* Work to do
Extract every line that includes the string "mundtil".

* Exercise material

- - -

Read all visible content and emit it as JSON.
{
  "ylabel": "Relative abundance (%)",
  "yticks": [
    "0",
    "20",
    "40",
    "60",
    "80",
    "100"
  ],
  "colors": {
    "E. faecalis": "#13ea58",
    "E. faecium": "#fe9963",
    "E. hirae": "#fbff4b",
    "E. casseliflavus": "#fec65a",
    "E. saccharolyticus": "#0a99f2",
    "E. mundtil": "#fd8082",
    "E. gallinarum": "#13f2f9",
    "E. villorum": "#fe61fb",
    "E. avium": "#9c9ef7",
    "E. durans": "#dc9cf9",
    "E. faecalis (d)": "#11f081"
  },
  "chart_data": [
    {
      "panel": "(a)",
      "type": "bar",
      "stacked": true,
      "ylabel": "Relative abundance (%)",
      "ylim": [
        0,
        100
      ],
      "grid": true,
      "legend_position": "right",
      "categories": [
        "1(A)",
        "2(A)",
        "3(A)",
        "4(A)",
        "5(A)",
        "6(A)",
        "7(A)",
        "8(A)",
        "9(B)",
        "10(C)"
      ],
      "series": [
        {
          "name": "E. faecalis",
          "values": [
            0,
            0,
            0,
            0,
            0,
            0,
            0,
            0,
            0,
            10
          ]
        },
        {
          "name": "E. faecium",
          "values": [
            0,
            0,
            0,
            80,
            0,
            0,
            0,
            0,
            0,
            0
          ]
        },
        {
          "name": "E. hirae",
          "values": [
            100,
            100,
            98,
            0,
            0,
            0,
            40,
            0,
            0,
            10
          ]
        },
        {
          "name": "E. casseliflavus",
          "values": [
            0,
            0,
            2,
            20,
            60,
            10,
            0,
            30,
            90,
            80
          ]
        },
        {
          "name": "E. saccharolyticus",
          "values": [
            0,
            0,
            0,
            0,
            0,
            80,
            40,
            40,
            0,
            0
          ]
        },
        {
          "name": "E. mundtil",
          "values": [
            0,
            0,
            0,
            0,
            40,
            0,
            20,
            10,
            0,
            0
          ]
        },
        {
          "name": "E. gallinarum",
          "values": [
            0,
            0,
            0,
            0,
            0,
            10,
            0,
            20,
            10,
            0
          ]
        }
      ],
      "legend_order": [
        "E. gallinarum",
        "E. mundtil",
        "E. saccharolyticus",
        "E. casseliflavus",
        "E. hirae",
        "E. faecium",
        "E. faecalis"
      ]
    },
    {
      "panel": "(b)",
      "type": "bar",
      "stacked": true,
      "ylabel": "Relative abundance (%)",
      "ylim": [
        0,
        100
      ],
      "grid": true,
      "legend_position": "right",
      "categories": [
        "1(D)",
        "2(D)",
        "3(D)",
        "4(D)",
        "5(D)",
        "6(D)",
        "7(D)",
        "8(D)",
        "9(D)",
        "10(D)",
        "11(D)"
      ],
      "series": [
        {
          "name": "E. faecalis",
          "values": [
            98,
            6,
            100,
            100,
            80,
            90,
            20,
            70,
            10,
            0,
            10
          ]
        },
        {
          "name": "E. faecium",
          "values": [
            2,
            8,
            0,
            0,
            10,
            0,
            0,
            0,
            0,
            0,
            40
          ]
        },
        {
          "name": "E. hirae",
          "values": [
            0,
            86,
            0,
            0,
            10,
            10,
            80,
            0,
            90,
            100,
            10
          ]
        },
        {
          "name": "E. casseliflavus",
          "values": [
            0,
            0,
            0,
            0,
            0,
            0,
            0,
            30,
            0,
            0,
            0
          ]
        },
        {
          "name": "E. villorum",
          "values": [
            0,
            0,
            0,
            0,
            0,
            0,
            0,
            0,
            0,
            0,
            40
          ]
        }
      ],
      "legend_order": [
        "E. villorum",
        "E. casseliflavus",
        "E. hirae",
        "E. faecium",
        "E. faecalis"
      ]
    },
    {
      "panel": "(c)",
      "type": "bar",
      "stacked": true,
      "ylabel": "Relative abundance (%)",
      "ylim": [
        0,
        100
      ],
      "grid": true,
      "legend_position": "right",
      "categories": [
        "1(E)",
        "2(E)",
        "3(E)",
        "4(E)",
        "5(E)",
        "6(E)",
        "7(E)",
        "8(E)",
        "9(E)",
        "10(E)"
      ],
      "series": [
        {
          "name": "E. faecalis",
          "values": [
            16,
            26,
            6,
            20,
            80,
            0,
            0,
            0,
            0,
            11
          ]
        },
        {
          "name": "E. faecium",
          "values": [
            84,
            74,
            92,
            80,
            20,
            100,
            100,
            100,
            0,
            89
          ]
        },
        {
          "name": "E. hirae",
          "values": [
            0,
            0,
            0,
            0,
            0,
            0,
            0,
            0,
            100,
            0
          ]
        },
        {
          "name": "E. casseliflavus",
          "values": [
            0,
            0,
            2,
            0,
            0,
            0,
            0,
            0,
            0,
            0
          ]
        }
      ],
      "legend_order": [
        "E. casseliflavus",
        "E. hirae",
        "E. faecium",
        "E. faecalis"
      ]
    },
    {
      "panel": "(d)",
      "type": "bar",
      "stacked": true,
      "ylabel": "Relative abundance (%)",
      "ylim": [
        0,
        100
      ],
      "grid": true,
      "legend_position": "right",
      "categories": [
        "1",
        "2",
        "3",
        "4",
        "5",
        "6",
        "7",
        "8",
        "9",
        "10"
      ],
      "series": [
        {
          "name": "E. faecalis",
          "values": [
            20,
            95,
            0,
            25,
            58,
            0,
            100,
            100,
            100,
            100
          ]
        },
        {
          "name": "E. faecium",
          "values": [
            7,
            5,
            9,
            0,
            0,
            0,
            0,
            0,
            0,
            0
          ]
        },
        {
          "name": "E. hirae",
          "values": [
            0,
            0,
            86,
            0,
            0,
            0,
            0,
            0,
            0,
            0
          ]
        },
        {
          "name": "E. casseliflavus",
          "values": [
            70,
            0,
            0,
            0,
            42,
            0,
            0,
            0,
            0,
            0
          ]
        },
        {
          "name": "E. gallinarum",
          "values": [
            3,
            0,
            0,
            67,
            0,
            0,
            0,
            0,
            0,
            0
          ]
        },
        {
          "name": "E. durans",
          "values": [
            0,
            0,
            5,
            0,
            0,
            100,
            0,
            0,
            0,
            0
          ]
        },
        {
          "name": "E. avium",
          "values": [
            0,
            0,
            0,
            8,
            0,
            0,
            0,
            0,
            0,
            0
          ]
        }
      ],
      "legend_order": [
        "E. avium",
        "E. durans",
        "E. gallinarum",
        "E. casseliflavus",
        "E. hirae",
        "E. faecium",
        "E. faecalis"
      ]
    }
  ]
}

- - -

* Worked answer
    "E. mundtil": "#fd8082",
          "name": "E. mundtil",
        "E. mundtil",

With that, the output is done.